:: Information supplied

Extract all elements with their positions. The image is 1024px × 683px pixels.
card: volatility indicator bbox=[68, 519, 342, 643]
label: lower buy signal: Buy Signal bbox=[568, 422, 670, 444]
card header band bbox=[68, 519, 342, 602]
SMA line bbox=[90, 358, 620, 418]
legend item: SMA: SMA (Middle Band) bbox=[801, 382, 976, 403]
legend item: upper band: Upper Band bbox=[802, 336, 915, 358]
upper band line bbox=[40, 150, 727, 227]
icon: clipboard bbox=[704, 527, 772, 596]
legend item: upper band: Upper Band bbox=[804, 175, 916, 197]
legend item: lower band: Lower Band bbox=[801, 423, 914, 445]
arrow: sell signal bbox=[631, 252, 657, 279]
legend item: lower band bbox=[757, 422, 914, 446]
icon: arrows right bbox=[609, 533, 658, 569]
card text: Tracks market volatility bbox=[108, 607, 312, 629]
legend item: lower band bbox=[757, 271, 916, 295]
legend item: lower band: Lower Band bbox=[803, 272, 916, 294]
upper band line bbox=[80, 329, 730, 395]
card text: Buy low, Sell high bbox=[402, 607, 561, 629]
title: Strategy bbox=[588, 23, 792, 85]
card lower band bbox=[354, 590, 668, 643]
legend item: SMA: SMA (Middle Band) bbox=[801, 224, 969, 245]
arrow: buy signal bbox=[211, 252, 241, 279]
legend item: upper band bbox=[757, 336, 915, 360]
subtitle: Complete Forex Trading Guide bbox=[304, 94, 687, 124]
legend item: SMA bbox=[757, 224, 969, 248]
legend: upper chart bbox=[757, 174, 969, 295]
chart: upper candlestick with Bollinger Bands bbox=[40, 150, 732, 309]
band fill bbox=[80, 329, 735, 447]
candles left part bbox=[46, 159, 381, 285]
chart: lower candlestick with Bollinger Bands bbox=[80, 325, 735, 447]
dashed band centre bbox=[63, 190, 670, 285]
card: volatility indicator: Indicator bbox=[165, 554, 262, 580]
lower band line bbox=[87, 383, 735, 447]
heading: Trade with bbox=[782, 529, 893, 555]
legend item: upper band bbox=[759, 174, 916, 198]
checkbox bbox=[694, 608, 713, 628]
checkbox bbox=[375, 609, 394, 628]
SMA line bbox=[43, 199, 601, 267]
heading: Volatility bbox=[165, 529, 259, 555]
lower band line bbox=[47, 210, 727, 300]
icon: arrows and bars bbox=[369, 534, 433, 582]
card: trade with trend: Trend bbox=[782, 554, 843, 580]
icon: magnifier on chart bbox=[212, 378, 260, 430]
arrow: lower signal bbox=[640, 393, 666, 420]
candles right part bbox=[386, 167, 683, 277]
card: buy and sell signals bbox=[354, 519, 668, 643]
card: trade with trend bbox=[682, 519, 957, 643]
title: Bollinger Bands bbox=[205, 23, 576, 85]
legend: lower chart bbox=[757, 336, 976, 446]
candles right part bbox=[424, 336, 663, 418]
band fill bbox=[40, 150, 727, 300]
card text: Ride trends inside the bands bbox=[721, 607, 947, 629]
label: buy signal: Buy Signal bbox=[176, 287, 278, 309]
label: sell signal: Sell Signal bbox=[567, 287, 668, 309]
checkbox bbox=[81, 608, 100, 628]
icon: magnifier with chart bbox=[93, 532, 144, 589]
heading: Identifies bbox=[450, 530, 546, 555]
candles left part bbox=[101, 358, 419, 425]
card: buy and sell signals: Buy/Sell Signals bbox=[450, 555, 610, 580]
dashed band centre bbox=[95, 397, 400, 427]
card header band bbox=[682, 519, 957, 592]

::::

▶ _Work to be completed_: Recast everything from the start of the entries down to the line containing "icon: arrows and", that line included, as a Markdown table with the columns n and Line. Each row should hold a row number and one line, and blank lines should be left out.

▶ _Solution for this problem_:
| n | Line |
|---|---|
| 1 | Extract all elements with their positions. The image is 1024px × 683px pixels. |
| 2 | card: volatility indicator bbox=[68, 519, 342, 643] |
| 3 | label: lower buy signal: Buy Signal bbox=[568, 422, 670, 444] |
| 4 | card header band bbox=[68, 519, 342, 602] |
| 5 | SMA line bbox=[90, 358, 620, 418] |
| 6 | legend item: SMA: SMA (Middle Band) bbox=[801, 382, 976, 403] |
| 7 | legend item: upper band: Upper Band bbox=[802, 336, 915, 358] |
| 8 | upper band line bbox=[40, 150, 727, 227] |
| 9 | icon: clipboard bbox=[704, 527, 772, 596] |
| 10 | legend item: upper band: Upper Band bbox=[804, 175, 916, 197] |
| 11 | legend item: lower band: Lower Band bbox=[801, 423, 914, 445] |
| 12 | arrow: sell signal bbox=[631, 252, 657, 279] |
| 13 | legend item: lower band bbox=[757, 422, 914, 446] |
| 14 | icon: arrows right bbox=[609, 533, 658, 569] |
| 15 | card text: Tracks market volatility bbox=[108, 607, 312, 629] |
| 16 | legend item: lower band bbox=[757, 271, 916, 295] |
| 17 | legend item: lower band: Lower Band bbox=[803, 272, 916, 294] |
| 18 | upper band line bbox=[80, 329, 730, 395] |
| 19 | card text: Buy low, Sell high bbox=[402, 607, 561, 629] |
| 20 | title: Strategy bbox=[588, 23, 792, 85] |
| 21 | card lower band bbox=[354, 590, 668, 643] |
| 22 | legend item: SMA: SMA (Middle Band) bbox=[801, 224, 969, 245] |
| 23 | arrow: buy signal bbox=[211, 252, 241, 279] |
| 24 | legend item: upper band bbox=[757, 336, 915, 360] |
| 25 | subtitle: Complete Forex Trading Guide bbox=[304, 94, 687, 124] |
| 26 | legend item: SMA bbox=[757, 224, 969, 248] |
| 27 | legend: upper chart bbox=[757, 174, 969, 295] |
| 28 | chart: upper candlestick with Bollinger Bands bbox=[40, 150, 732, 309] |
| 29 | band fill bbox=[80, 329, 735, 447] |
| 30 | candles left part bbox=[46, 159, 381, 285] |
| 31 | chart: lower candlestick with Bollinger Bands bbox=[80, 325, 735, 447] |
| 32 | dashed band centre bbox=[63, 190, 670, 285] |
| 33 | card: volatility indicator: Indicator bbox=[165, 554, 262, 580] |
| 34 | lower band line bbox=[87, 383, 735, 447] |
| 35 | heading: Trade with bbox=[782, 529, 893, 555] |
| 36 | legend item: upper band bbox=[759, 174, 916, 198] |
| 37 | checkbox bbox=[694, 608, 713, 628] |
| 38 | checkbox bbox=[375, 609, 394, 628] |
| 39 | SMA line bbox=[43, 199, 601, 267] |
| 40 | heading: Volatility bbox=[165, 529, 259, 555] |
| 41 | lower band line bbox=[47, 210, 727, 300] |
| 42 | icon: arrows and bars bbox=[369, 534, 433, 582] |